▼

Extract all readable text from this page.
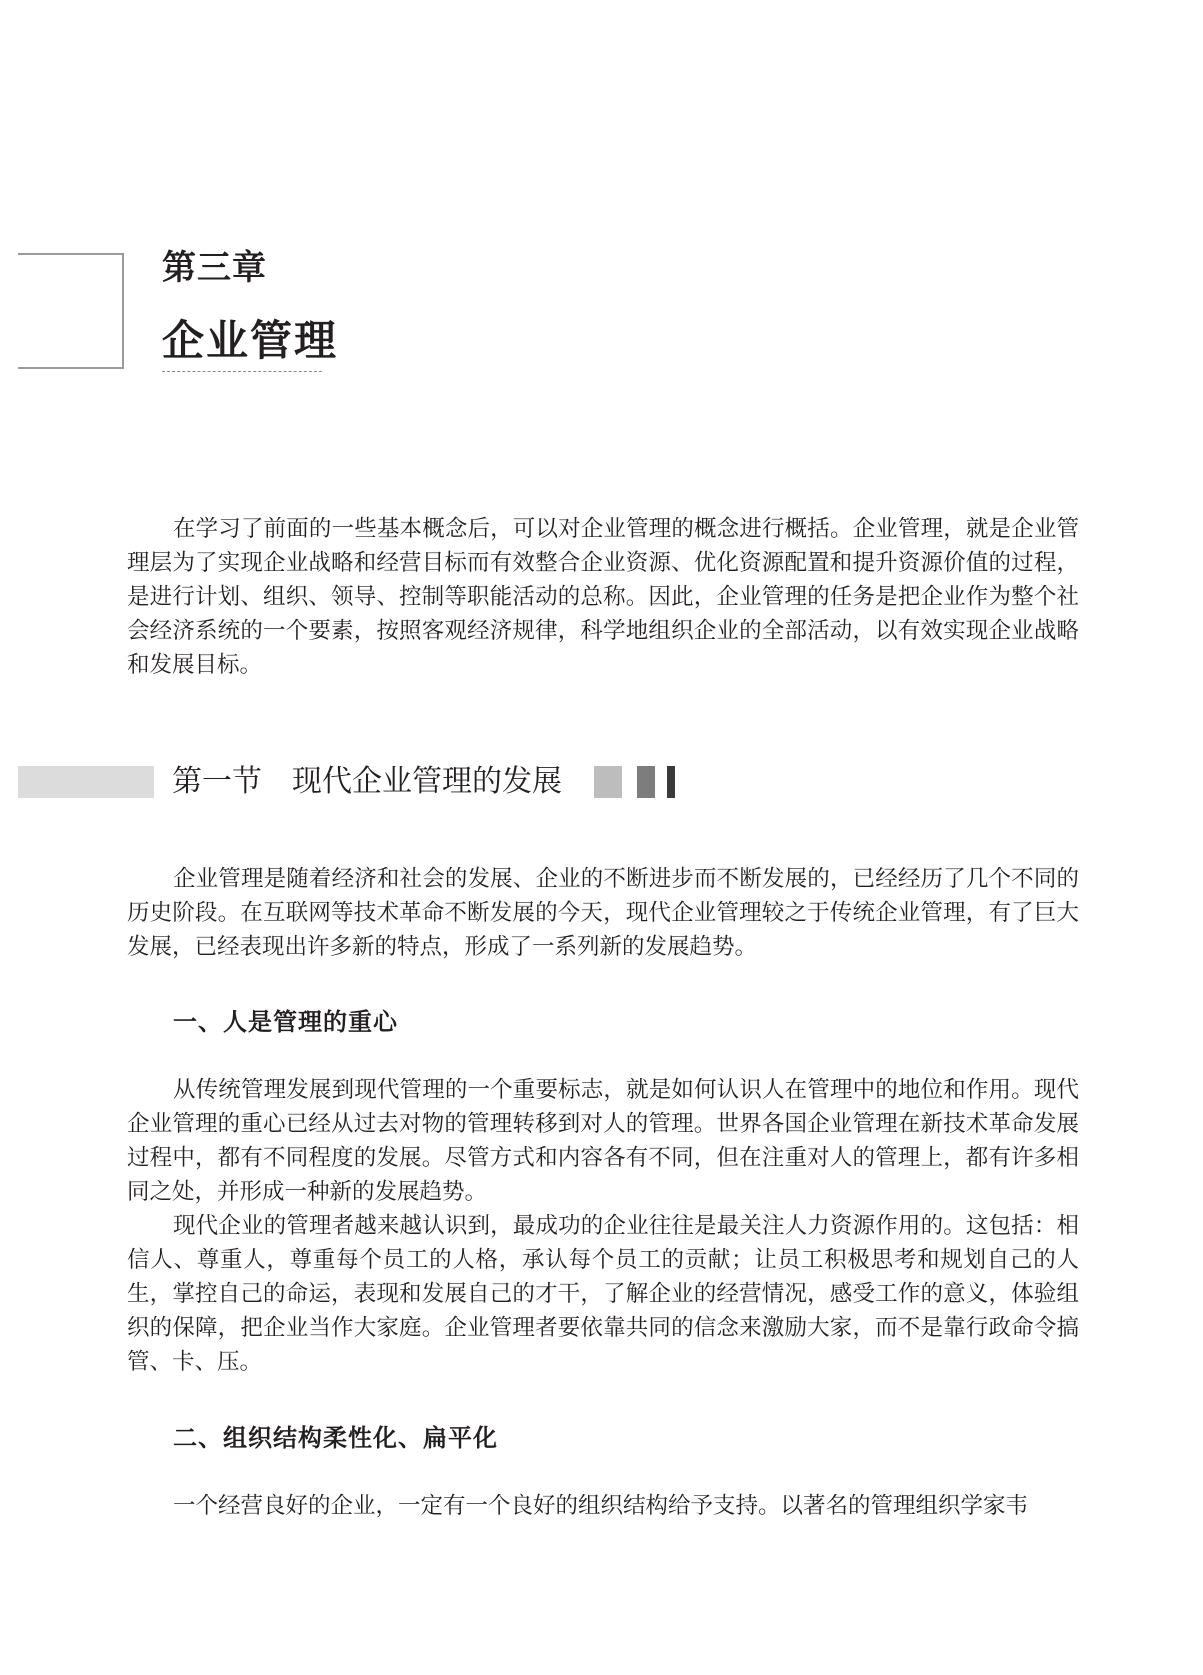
第三章
企业管理

在学习了前面的一些基本概念后，可以对企业管理的概念进行概括。企业管理，就是企业管理层为了实现企业战略和经营目标而有效整合企业资源、优化资源配置和提升资源价值的过程，是进行计划、组织、领导、控制等职能活动的总称。因此，企业管理的任务是把企业作为整个社会经济系统的一个要素，按照客观经济规律，科学地组织企业的全部活动，以有效实现企业战略和发展目标。

第一节 现代企业管理的发展

企业管理是随着经济和社会的发展、企业的不断进步而不断发展的，已经经历了几个不同的历史阶段。在互联网等技术革命不断发展的今天，现代企业管理较之于传统企业管理，有了巨大发展，已经表现出许多新的特点，形成了一系列新的发展趋势。

一、人是管理的重心

从传统管理发展到现代管理的一个重要标志，就是如何认识人在管理中的地位和作用。现代企业管理的重心已经从过去对物的管理转移到对人的管理。世界各国企业管理在新技术革命发展过程中，都有不同程度的发展。尽管方式和内容各有不同，但在注重对人的管理上，都有许多相同之处，并形成一种新的发展趋势。

现代企业的管理者越来越认识到，最成功的企业往往是最关注人力资源作用的。这包括：相信人、尊重人，尊重每个员工的人格，承认每个员工的贡献；让员工积极思考和规划自己的人生，掌控自己的命运，表现和发展自己的才干，了解企业的经营情况，感受工作的意义，体验组织的保障，把企业当作大家庭。企业管理者要依靠共同的信念来激励大家，而不是靠行政命令搞管、卡、压。

二、组织结构柔性化、扁平化

一个经营良好的企业，一定有一个良好的组织结构给予支持。以著名的管理组织学家韦
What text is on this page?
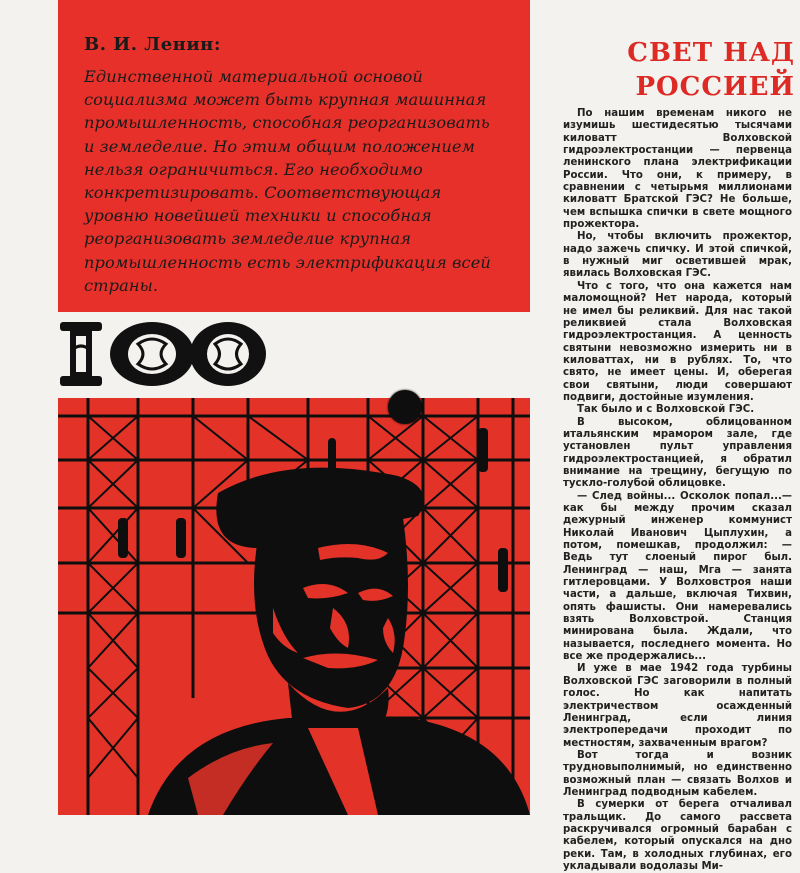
В. И. Ленин:
Единственной материальной основой социализма может быть крупная машинная промышленность, способная реорганизовать и земледелие. Но этим общим положением нельзя ограничиться. Его необходимо конкретизировать. Соответствующая уровню новейшей техники и способная реорганизовать земледелие крупная промышленность есть электрификация всей страны.
СВЕТ НАД
РОССИЕЙ

По нашим временам никого не изумишь шестидесятью тысячами киловатт Волховской гидроэлектростанции — первенца ленинского плана электрификации России. Что они, к примеру, в сравнении с четырьмя миллионами киловатт Братской ГЭС? Не больше, чем вспышка спички в свете мощного прожектора.

Но, чтобы включить прожектор, надо зажечь спичку. И этой спичкой, в нужный миг осветившей мрак, явилась Волховская ГЭС.

Что с того, что она кажется нам маломощной? Нет народа, который не имел бы реликвий. Для нас такой реликвией стала Волховская гидроэлектростанция. А ценность святыни невозможно измерить ни в киловаттах, ни в рублях. То, что свято, не имеет цены. И, оберегая свои святыни, люди совершают подвиги, достойные изумления.

Так было и с Волховской ГЭС.

В высоком, облицованном итальянским мрамором зале, где установлен пульт управления гидроэлектростанцией, я обратил внимание на трещину, бегущую по тускло-голубой облицовке.

— След войны... Осколок попал...— как бы между прочим сказал дежурный инженер коммунист Николай Иванович Цыплухин, а потом, помешкав, продолжил: — Ведь тут слоеный пирог был. Ленинград — наш, Мга — занята гитлеровцами. У Волховстроя наши части, а дальше, включая Тихвин, опять фашисты. Они намеревались взять Волховстрой. Станция минирована была. Ждали, что называется, последнего момента. Но все же продержались...

И уже в мае 1942 года турбины Волховской ГЭС заговорили в полный голос. Но как напитать электричеством осажденный Ленинград, если линия электропередачи проходит по местностям, захваченным врагом?

Вот тогда и возник трудновыполнимый, но единственно возможный план — связать Волхов и Ленинград подводным кабелем.

В сумерки от берега отчаливал тральщик. До самого рассвета раскручивался огромный барабан с кабелем, который опускался на дно реки. Там, в холодных глубинах, его укладывали водолазы Ми-
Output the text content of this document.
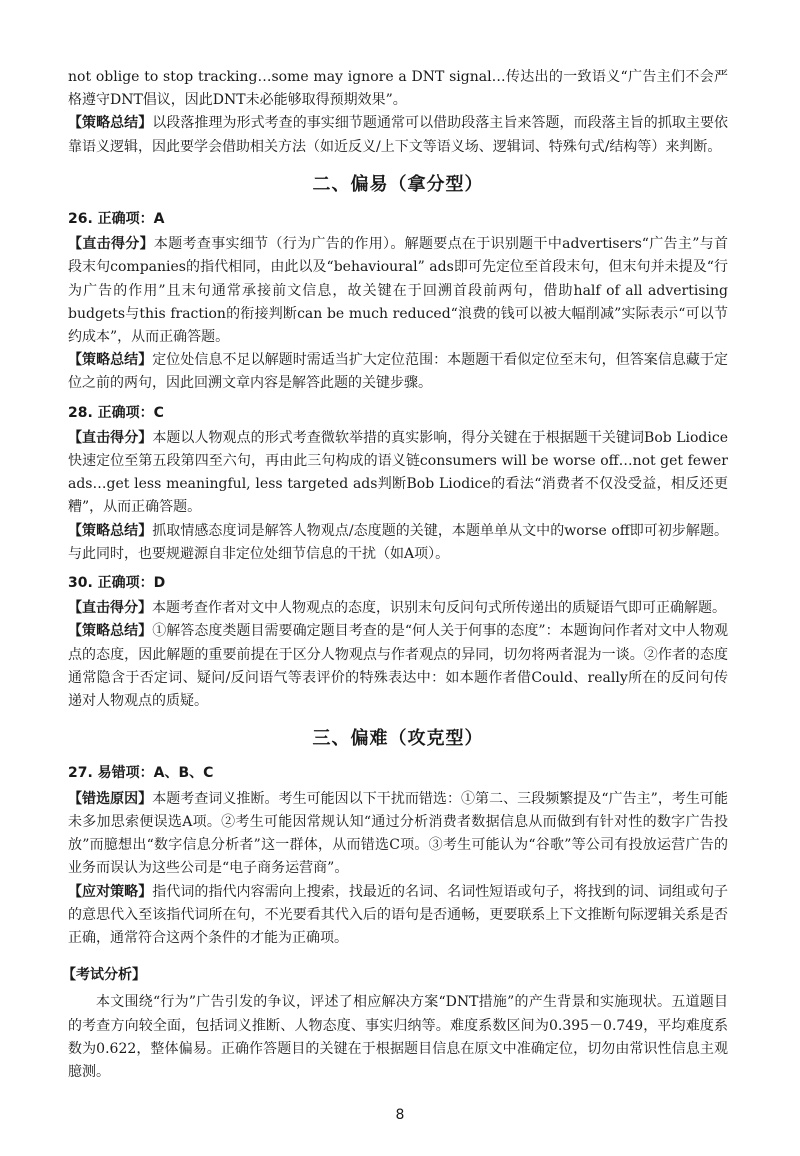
not oblige to stop tracking…some may ignore a DNT signal…传达出的一致语义“广告主们不会严格遵守DNT倡议，因此DNT未必能够取得预期效果”。

【策略总结】以段落推理为形式考查的事实细节题通常可以借助段落主旨来答题，而段落主旨的抓取主要依靠语义逻辑，因此要学会借助相关方法（如近反义/上下文等语义场、逻辑词、特殊句式/结构等）来判断。

二、偏易（拿分型）
26. 正确项：A

【直击得分】本题考查事实细节（行为广告的作用）。解题要点在于识别题干中advertisers“广告主”与首段末句companies的指代相同，由此以及“behavioural” ads即可先定位至首段末句，但末句并未提及“行为广告的作用”且末句通常承接前文信息，故关键在于回溯首段前两句，借助half of all advertising budgets与this fraction的衔接判断can be much reduced“浪费的钱可以被大幅削减”实际表示“可以节约成本”，从而正确答题。

【策略总结】定位处信息不足以解题时需适当扩大定位范围：本题题干看似定位至末句，但答案信息藏于定位之前的两句，因此回溯文章内容是解答此题的关键步骤。

28. 正确项：C

【直击得分】本题以人物观点的形式考查微软举措的真实影响，得分关键在于根据题干关键词Bob Liodice快速定位至第五段第四至六句，再由此三句构成的语义链consumers will be worse off…not get fewer ads…get less meaningful, less targeted ads判断Bob Liodice的看法“消费者不仅没受益，相反还更糟”，从而正确答题。

【策略总结】抓取情感态度词是解答人物观点/态度题的关键，本题单单从文中的worse off即可初步解题。与此同时，也要规避源自非定位处细节信息的干扰（如A项）。

30. 正确项：D

【直击得分】本题考查作者对文中人物观点的态度，识别末句反问句式所传递出的质疑语气即可正确解题。

【策略总结】①解答态度类题目需要确定题目考查的是“何人关于何事的态度”：本题询问作者对文中人物观点的态度，因此解题的重要前提在于区分人物观点与作者观点的异同，切勿将两者混为一谈。②作者的态度通常隐含于否定词、疑问/反问语气等表评价的特殊表达中：如本题作者借Could、really所在的反问句传递对人物观点的质疑。

三、偏难（攻克型）
27. 易错项：A、B、C

【错选原因】本题考查词义推断。考生可能因以下干扰而错选：①第二、三段频繁提及“广告主”，考生可能未多加思索便误选A项。②考生可能因常规认知“通过分析消费者数据信息从而做到有针对性的数字广告投放”而臆想出“数字信息分析者”这一群体，从而错选C项。③考生可能认为“谷歌”等公司有投放运营广告的业务而误认为这些公司是“电子商务运营商”。

【应对策略】指代词的指代内容需向上搜索，找最近的名词、名词性短语或句子，将找到的词、词组或句子的意思代入至该指代词所在句，不光要看其代入后的语句是否通畅，更要联系上下文推断句际逻辑关系是否正确，通常符合这两个条件的才能为正确项。

【考试分析】

本文围绕“行为”广告引发的争议，评述了相应解决方案“DNT措施”的产生背景和实施现状。五道题目的考查方向较全面，包括词义推断、人物态度、事实归纳等。难度系数区间为0.395－0.749，平均难度系数为0.622，整体偏易。正确作答题目的关键在于根据题目信息在原文中准确定位，切勿由常识性信息主观臆测。

8
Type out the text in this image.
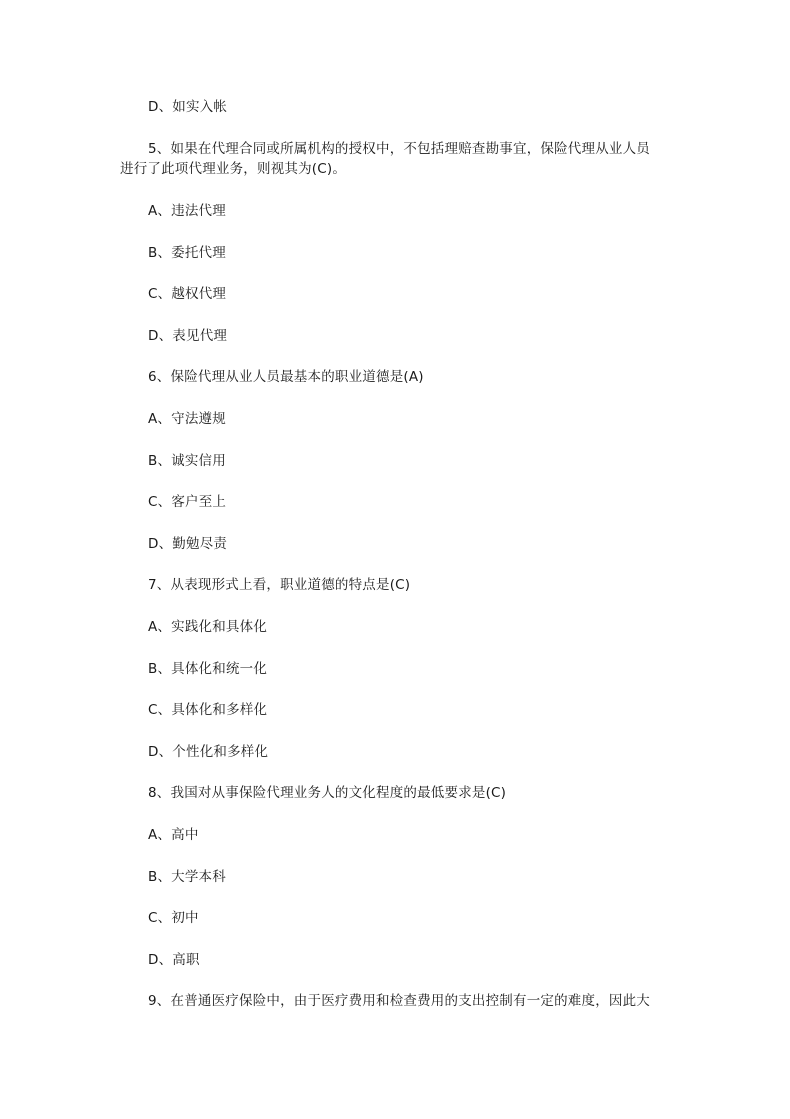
D、如实入帐
5、如果在代理合同或所属机构的授权中，不包括理赔查勘事宜，保险代理从业人员
进行了此项代理业务，则视其为(C)。
A、违法代理
B、委托代理
C、越权代理
D、表见代理
6、保险代理从业人员最基本的职业道德是(A)
A、守法遵规
B、诚实信用
C、客户至上
D、勤勉尽责
7、从表现形式上看，职业道德的特点是(C)
A、实践化和具体化
B、具体化和统一化
C、具体化和多样化
D、个性化和多样化
8、我国对从事保险代理业务人的文化程度的最低要求是(C)
A、高中
B、大学本科
C、初中
D、高职
9、在普通医疗保险中，由于医疗费用和检查费用的支出控制有一定的难度，因此大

▲

What is asked: Count the lines in the records above that contain the word "Волховской", and give only the number.

Solution to the problem: 3